(Figure collection entries)
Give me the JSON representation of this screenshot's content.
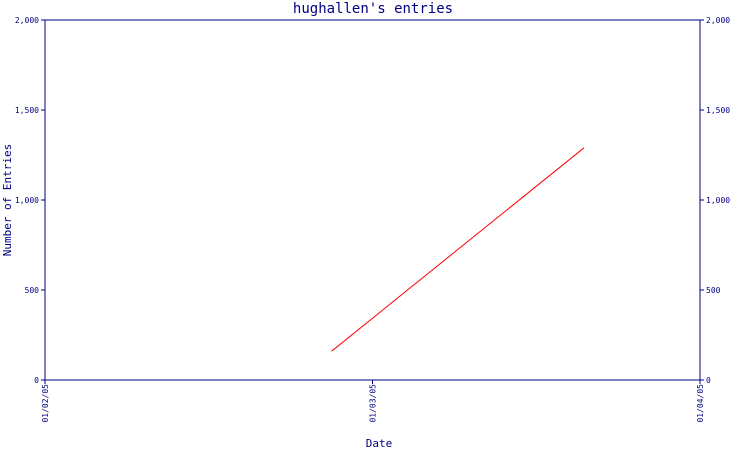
{
  "chart_data": {
    "type": "line",
    "title": "hughallen's entries",
    "xlabel": "Date",
    "ylabel": "Number of Entries",
    "x_ticks": [
      "01/02/05",
      "01/03/05",
      "01/04/05"
    ],
    "y_ticks": [
      "0",
      "500",
      "1,000",
      "1,500",
      "2,000"
    ],
    "ylim": [
      0,
      2000
    ],
    "xlim": [
      "2005-01-02",
      "2005-01-04"
    ],
    "y_axis_both_sides": true,
    "grid": false,
    "series": [
      {
        "color": "#ff0000",
        "points": [
          {
            "x": "2005-01-02T21:00",
            "y": 160
          },
          {
            "x": "2005-01-03T15:30",
            "y": 1290
          }
        ]
      }
    ]
  },
  "colors": {
    "axis": "#000080",
    "line": "#ff0000",
    "background": "#ffffff"
  }
}
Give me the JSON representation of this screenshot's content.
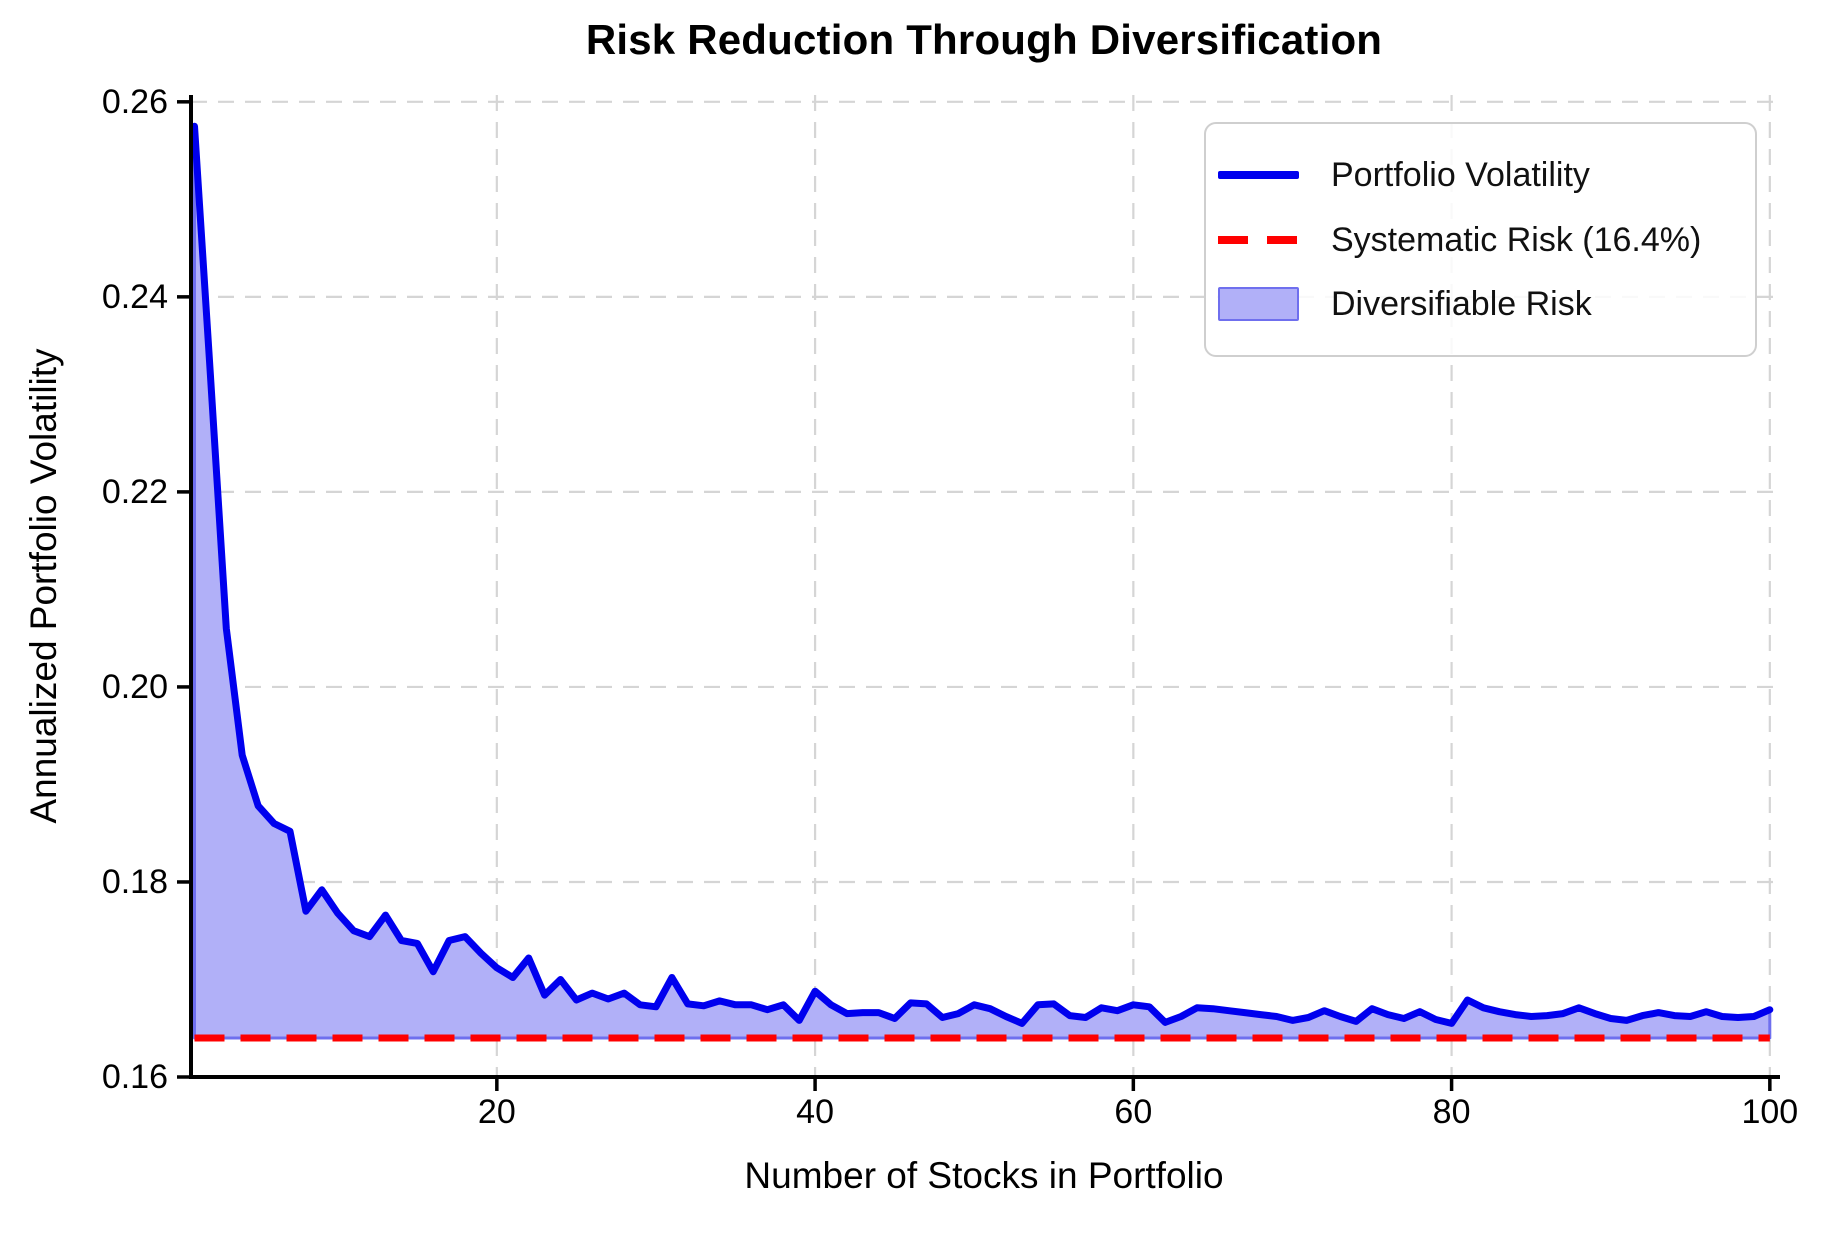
{
  "title": "Risk Reduction Through Diversification",
  "colors": {
    "line": "#0000ee",
    "systematic": "#ff0000",
    "area_fill": "#b1b0f8",
    "area_edge": "#6f6fee",
    "grid": "#d5d5d5",
    "spine": "#000000",
    "text": "#000000"
  },
  "legend": {
    "items": [
      {
        "label": "Portfolio Volatility",
        "handle": "solid-blue-line"
      },
      {
        "label": "Systematic Risk (16.4%)",
        "handle": "dashed-red-line"
      },
      {
        "label": "Diversifiable Risk",
        "handle": "lavender-patch"
      }
    ]
  },
  "chart_data": {
    "type": "area",
    "title": "Risk Reduction Through Diversification",
    "xlabel": "Number of Stocks in Portfolio",
    "ylabel": "Annualized Portfolio Volatility",
    "xlim": [
      0.78,
      100.45
    ],
    "ylim": [
      0.16,
      0.2607
    ],
    "x_ticks": [
      20,
      40,
      60,
      80,
      100
    ],
    "x_tick_labels": [
      "20",
      "40",
      "60",
      "80",
      "100"
    ],
    "y_ticks": [
      0.16,
      0.18,
      0.2,
      0.22,
      0.24,
      0.26
    ],
    "y_tick_labels": [
      "0.16",
      "0.18",
      "0.20",
      "0.22",
      "0.24",
      "0.26"
    ],
    "grid": true,
    "grid_style": "dashed",
    "legend_position": "upper right",
    "systematic_risk": 0.164,
    "series": [
      {
        "name": "Portfolio Volatility",
        "type": "line",
        "x": [
          1,
          2,
          3,
          4,
          5,
          6,
          7,
          8,
          9,
          10,
          11,
          12,
          13,
          14,
          15,
          16,
          17,
          18,
          19,
          20,
          21,
          22,
          23,
          24,
          25,
          26,
          27,
          28,
          29,
          30,
          31,
          32,
          33,
          34,
          35,
          36,
          37,
          38,
          39,
          40,
          41,
          42,
          43,
          44,
          45,
          46,
          47,
          48,
          49,
          50,
          51,
          52,
          53,
          54,
          55,
          56,
          57,
          58,
          59,
          60,
          61,
          62,
          63,
          64,
          65,
          66,
          67,
          68,
          69,
          70,
          71,
          72,
          73,
          74,
          75,
          76,
          77,
          78,
          79,
          80,
          81,
          82,
          83,
          84,
          85,
          86,
          87,
          88,
          89,
          90,
          91,
          92,
          93,
          94,
          95,
          96,
          97,
          98,
          99,
          100
        ],
        "values": [
          0.2575,
          0.232,
          0.206,
          0.193,
          0.1878,
          0.186,
          0.1852,
          0.177,
          0.1792,
          0.1768,
          0.175,
          0.1744,
          0.1766,
          0.174,
          0.1737,
          0.1708,
          0.174,
          0.1744,
          0.1727,
          0.1712,
          0.1702,
          0.1722,
          0.1684,
          0.17,
          0.1679,
          0.1686,
          0.168,
          0.1686,
          0.1674,
          0.1672,
          0.1702,
          0.1675,
          0.1673,
          0.1678,
          0.1674,
          0.1674,
          0.1669,
          0.1674,
          0.1658,
          0.1688,
          0.1674,
          0.1665,
          0.1666,
          0.1666,
          0.166,
          0.1676,
          0.1675,
          0.1661,
          0.1665,
          0.1674,
          0.167,
          0.1662,
          0.1655,
          0.1674,
          0.1675,
          0.1663,
          0.1661,
          0.1671,
          0.1668,
          0.1674,
          0.1672,
          0.1656,
          0.1662,
          0.1671,
          0.167,
          0.1668,
          0.1666,
          0.1664,
          0.1662,
          0.1658,
          0.1661,
          0.1668,
          0.1662,
          0.1657,
          0.167,
          0.1664,
          0.166,
          0.1667,
          0.1659,
          0.1655,
          0.1679,
          0.1671,
          0.1667,
          0.1664,
          0.1662,
          0.1663,
          0.1665,
          0.1671,
          0.1665,
          0.166,
          0.1658,
          0.1663,
          0.1666,
          0.1663,
          0.1662,
          0.1667,
          0.1662,
          0.1661,
          0.1662,
          0.1669
        ]
      },
      {
        "name": "Systematic Risk (16.4%)",
        "type": "hline-dashed",
        "value": 0.164
      },
      {
        "name": "Diversifiable Risk",
        "type": "fill-between",
        "lower": 0.164
      }
    ]
  }
}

INSTRUCTIONS TO FOLLOW
From the entries above, copy every line containing the word "name".

REPLY
        "name": "Portfolio Volatility",
        "name": "Systematic Risk (16.4%)",
        "name": "Diversifiable Risk",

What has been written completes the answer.